§ Exercise materials:
━━━━━━━━━━━━━━━━━━━━
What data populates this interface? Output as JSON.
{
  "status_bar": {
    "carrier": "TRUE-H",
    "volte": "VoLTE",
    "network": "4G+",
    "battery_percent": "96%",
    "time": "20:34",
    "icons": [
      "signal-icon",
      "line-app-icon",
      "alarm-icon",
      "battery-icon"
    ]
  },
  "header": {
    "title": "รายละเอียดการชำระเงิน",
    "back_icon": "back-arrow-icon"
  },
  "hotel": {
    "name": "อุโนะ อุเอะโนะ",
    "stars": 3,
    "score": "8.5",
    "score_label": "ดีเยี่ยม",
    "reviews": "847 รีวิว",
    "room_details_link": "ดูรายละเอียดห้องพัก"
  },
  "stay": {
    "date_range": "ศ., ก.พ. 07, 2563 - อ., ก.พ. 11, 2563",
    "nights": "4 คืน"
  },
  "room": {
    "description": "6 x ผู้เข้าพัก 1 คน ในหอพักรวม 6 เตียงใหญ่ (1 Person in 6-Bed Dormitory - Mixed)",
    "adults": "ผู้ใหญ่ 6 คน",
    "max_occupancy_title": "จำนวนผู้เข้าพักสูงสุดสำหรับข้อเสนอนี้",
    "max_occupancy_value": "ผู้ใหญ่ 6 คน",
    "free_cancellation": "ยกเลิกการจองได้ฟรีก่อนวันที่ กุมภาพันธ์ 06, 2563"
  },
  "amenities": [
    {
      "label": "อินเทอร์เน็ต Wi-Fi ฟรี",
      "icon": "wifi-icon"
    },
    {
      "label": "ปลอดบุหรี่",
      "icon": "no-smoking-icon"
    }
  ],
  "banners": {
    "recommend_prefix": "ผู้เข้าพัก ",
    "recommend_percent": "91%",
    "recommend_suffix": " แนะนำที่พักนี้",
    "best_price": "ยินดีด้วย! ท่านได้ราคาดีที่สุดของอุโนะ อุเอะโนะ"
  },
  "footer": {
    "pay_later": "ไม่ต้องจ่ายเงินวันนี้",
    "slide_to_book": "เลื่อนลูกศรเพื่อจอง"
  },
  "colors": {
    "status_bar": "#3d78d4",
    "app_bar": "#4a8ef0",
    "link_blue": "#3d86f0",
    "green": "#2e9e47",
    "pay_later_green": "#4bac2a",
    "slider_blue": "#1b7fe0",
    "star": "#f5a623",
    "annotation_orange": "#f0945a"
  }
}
━━━━━━━━━━━━━━━━━━━━
Could you transcribe the records in full, exactly?

What data populates this interface? Output as JSON.
{
  "status_bar": {
    "carrier": "TRUE-H",
    "volte": "VoLTE",
    "network": "4G+",
    "battery_percent": "96%",
    "time": "20:34",
    "icons": [
      "signal-icon",
      "line-app-icon",
      "alarm-icon",
      "battery-icon"
    ]
  },
  "header": {
    "title": "รายละเอียดการชำระเงิน",
    "back_icon": "back-arrow-icon"
  },
  "hotel": {
    "name": "อุโนะ อุเอะโนะ",
    "stars": 3,
    "score": "8.5",
    "score_label": "ดีเยี่ยม",
    "reviews": "847 รีวิว",
    "room_details_link": "ดูรายละเอียดห้องพัก"
  },
  "stay": {
    "date_range": "ศ., ก.พ. 07, 2563 - อ., ก.พ. 11, 2563",
    "nights": "4 คืน"
  },
  "room": {
    "description": "6 x ผู้เข้าพัก 1 คน ในหอพักรวม 6 เตียงใหญ่ (1 Person in 6-Bed Dormitory - Mixed)",
    "adults": "ผู้ใหญ่ 6 คน",
    "max_occupancy_title": "จำนวนผู้เข้าพักสูงสุดสำหรับข้อเสนอนี้",
    "max_occupancy_value": "ผู้ใหญ่ 6 คน",
    "free_cancellation": "ยกเลิกการจองได้ฟรีก่อนวันที่ กุมภาพันธ์ 06, 2563"
  },
  "amenities": [
    {
      "label": "อินเทอร์เน็ต Wi-Fi ฟรี",
      "icon": "wifi-icon"
    },
    {
      "label": "ปลอดบุหรี่",
      "icon": "no-smoking-icon"
    }
  ],
  "banners": {
    "recommend_prefix": "ผู้เข้าพัก ",
    "recommend_percent": "91%",
    "recommend_suffix": " แนะนำที่พักนี้",
    "best_price": "ยินดีด้วย! ท่านได้ราคาดีที่สุดของอุโนะ อุเอะโนะ"
  },
  "footer": {
    "pay_later": "ไม่ต้องจ่ายเงินวันนี้",
    "slide_to_book": "เลื่อนลูกศรเพื่อจอง"
  },
  "colors": {
    "status_bar": "#3d78d4",
    "app_bar": "#4a8ef0",
    "link_blue": "#3d86f0",
    "green": "#2e9e47",
    "pay_later_green": "#4bac2a",
    "slider_blue": "#1b7fe0",
    "star": "#f5a623",
    "annotation_orange": "#f0945a"
  }
}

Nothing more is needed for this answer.